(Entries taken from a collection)
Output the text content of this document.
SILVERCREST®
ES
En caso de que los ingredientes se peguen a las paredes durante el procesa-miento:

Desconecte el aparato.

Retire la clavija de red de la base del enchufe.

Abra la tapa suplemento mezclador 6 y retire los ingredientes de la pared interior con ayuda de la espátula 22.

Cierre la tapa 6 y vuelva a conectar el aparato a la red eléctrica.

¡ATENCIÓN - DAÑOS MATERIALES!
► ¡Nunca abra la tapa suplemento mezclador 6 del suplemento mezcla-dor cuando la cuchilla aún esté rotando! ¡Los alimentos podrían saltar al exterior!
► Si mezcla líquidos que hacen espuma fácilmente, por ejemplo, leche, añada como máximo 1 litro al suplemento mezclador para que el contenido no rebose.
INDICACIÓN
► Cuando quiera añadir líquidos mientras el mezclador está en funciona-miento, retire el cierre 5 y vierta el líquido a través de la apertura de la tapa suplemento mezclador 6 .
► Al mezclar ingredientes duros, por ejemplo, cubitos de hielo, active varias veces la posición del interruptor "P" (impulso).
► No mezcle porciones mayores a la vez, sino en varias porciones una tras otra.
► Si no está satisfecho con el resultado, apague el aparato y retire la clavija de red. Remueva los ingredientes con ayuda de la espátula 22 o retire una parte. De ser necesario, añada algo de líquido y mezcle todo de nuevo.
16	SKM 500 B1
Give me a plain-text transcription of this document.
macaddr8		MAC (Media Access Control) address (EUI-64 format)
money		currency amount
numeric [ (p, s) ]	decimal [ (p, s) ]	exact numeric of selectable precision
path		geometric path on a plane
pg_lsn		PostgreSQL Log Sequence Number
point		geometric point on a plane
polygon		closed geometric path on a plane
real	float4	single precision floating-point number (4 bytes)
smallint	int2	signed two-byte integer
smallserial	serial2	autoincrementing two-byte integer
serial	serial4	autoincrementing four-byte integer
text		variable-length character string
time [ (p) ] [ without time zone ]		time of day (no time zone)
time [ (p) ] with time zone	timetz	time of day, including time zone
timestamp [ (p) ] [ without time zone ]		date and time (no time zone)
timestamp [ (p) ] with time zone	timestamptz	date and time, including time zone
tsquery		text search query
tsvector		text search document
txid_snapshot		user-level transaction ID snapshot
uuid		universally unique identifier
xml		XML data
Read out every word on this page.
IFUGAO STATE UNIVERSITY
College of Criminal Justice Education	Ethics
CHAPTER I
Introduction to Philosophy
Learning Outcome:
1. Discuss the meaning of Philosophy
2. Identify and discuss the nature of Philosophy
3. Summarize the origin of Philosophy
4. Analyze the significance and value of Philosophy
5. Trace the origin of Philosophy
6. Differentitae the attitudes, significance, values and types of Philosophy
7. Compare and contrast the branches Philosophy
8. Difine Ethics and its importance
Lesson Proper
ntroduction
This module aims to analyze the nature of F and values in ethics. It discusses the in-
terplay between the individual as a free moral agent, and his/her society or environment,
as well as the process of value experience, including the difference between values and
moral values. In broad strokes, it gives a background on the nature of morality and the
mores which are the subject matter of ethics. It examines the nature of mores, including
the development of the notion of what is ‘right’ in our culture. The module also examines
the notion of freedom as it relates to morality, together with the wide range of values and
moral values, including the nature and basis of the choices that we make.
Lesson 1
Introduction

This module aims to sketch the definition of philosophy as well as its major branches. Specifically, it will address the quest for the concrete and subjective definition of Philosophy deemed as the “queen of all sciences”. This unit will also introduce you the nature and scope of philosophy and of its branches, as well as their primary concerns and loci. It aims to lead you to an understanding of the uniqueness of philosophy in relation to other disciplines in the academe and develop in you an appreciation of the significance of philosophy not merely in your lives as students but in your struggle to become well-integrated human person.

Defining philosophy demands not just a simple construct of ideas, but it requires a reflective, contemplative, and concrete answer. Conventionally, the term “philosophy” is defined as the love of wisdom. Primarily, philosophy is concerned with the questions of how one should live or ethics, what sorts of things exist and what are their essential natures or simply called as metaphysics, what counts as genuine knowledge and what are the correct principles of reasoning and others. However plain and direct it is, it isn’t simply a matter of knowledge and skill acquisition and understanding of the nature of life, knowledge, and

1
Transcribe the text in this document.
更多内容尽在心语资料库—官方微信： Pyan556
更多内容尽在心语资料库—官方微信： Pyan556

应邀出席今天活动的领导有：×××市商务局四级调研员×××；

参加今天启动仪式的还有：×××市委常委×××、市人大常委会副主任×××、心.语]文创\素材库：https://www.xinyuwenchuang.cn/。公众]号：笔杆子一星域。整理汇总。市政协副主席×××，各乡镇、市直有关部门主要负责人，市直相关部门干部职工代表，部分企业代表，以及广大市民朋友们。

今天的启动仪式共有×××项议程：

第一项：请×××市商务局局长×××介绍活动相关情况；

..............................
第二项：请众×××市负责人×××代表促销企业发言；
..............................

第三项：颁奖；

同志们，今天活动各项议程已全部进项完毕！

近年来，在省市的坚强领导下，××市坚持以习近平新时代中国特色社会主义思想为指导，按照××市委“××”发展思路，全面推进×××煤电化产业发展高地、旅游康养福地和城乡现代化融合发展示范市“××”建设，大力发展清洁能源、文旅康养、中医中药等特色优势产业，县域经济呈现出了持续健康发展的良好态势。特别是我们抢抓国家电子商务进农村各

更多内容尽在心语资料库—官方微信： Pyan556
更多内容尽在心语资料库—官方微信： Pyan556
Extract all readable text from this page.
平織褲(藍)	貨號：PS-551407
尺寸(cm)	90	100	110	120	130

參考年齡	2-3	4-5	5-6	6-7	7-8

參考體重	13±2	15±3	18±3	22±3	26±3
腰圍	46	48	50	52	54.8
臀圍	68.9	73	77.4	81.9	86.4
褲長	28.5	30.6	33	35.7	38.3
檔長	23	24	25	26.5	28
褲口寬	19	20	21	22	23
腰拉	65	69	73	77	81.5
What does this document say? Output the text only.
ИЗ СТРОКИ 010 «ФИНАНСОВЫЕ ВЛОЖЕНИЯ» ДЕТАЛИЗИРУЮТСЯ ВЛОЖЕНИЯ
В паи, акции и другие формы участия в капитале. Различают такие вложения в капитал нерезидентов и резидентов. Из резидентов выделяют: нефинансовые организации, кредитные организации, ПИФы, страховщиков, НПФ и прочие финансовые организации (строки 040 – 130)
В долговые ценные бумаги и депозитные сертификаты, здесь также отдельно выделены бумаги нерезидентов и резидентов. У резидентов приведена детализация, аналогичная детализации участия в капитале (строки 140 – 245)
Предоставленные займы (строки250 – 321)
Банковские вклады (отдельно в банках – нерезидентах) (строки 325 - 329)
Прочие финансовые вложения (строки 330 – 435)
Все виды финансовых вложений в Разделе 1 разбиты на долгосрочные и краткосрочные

PROBLEM TO SOLVE:
All lines in the data that contain the word "time" should be copied.

CORRECT OUTPUT:
time [ (p) ] [ without time zone ]		time of day (no time zone)
time [ (p) ] with time zone	timetz	time of day, including time zone
timestamp [ (p) ] [ without time zone ]		date and time (no time zone)
timestamp [ (p) ] with time zone	timestamptz	date and time, including time zone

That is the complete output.